12 / 1998
L’ Association de Solidarité avec les Peuples d’Amérique Latine (ASPAL)est un réseau de commerce équitable en faveur des paysans-artisans latino-américains. Elle est née en 1979, au retour de coopérants français en Argentine, qui avaient subi une arrestation suite à leur engagement auprès des ligues agraires. Leur analyse concluait à la nécessité de soutenir les paysans les plus fragiles, notamment sur le plan organisationnel, et de leur fournir un soutien économique durable, sans que le financeur impose son point de vue ni ses priorités. Dès le début l’ASPAL souhaitait promouvoir une conception de la solidarité ne relevant pas du projet technique mais d’une relation humaine. Elle entendait par ailleurs s’inscrire dans l’économique. Elle a renforcé cet aspect de ses activités, au dépens d’une action plus politique. Son réseau de partenaires latino-américains s’est élargi ces dernières années et l’ASPAL s’efforce de mieux connaître le contexte latino-américain dans son ensemble, en créant des outils en ce sens.

*CONSIGNES:*
a - Relevez toutes les évolutions de l'ASPAL que le texte sur l'association mentionne depuis sa création.
b - D'après le texte sur l'ASPAL, qu'est-ce qui a conduit à la naissance de l'association en 1979 ?
c - Poursuivez le texte sur l'ASPAL à partir de sa dernière phrase.

*DONNÉES FOURNIES:*
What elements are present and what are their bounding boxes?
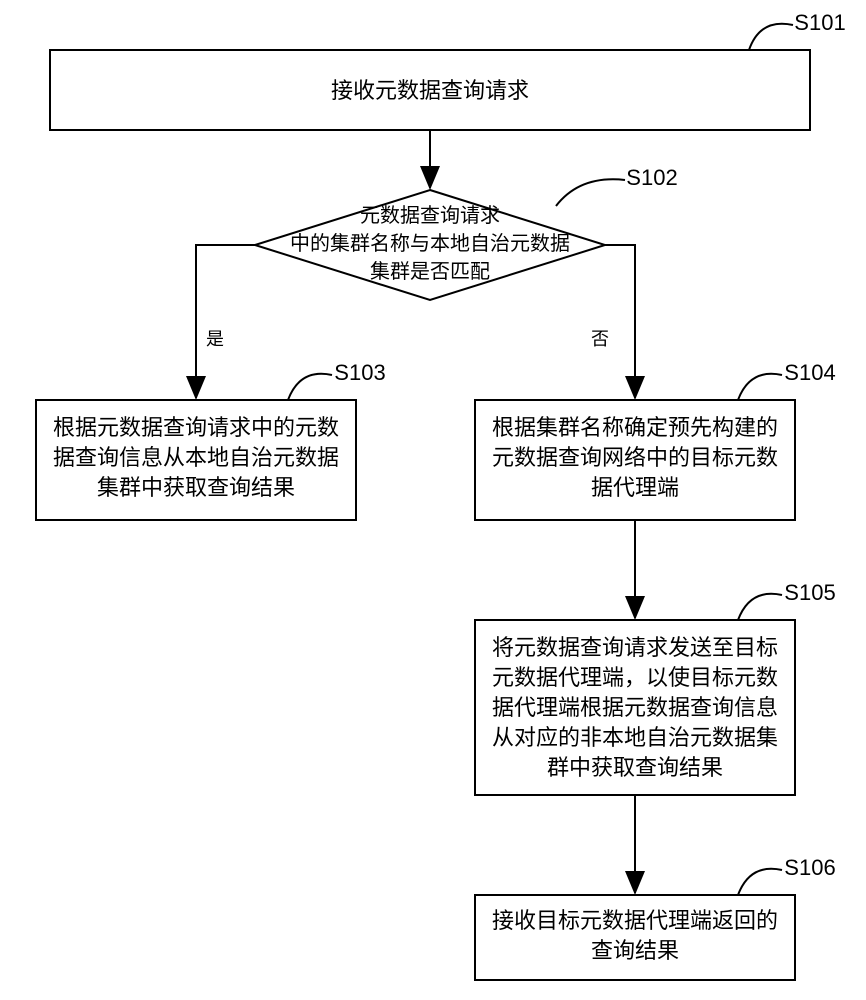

*RÉPONSES:*
a -
- Renforcement de son activité économique, au dépens d'une action plus politique.
- Élargissement de son réseau de partenaires latino-américains ces dernières années.
- Effort pour mieux connaître le contexte latino-américain dans son ensemble, en créant des outils en ce sens.

b - L'ASPAL est née au retour de coopérants français en Argentine, arrêtés à la suite de leur engagement auprès des ligues agraires. Leur analyse concluait qu'il fallait soutenir les paysans les plus fragiles, notamment sur le plan organisationnel. Il fallait aussi leur fournir un soutien économique durable, sans que le financeur impose son point de vue ni ses priorités.

c -
L’ASPAL offre un débouché commercial à de petits artisans, à partir d’un réseau solidaire. Le lien avec les producteurs se fait à travers des organisations locales. L’ASPAL n’a donc pas de personnel sur place. Ainsi, au Pérou, un groupe paysan peut prendre contact avec le partenaire de l’ASPAL, la COSART, qui tente de définir son objectif. Cependant, au préalable, celle-ci demande au groupe de : s’organiser collectivement; rendre compte à sa communauté d’origine; produire de l’artisanat; améliorer ses techniques de production si nécessaire; consacrer une partie des gains à l’action collective; ne pas recevoir l’argent avant de travailler. Ce dernier point permet de tester la solidité du groupe. Parmi ces conditions se dégage donc le renforcement des solidarités de base, entre membres du groupe et avec son environnement. L’ASPAL ne sélectionne pas les groupes de producteurs, tâche qui revient à la COSART. Lorsque le groupe a un produit commercialisable, l’ASPAL teste l’échantillon et propose des alternatives s’il s’avère invendable.
En France, l’objectif de l’ASPAL est de vendre et informer. Depuis quelques années, l’ASPAL a élargi cet objectif à la généralisation du concept de commerce équitable, donc à une redéfinition des relations entre les peuples. Il ne s’agit plus d’aider tel ou tel groupe, ni de créer une relation privilégiée entre ces groupes et les membres de l’ASPAL.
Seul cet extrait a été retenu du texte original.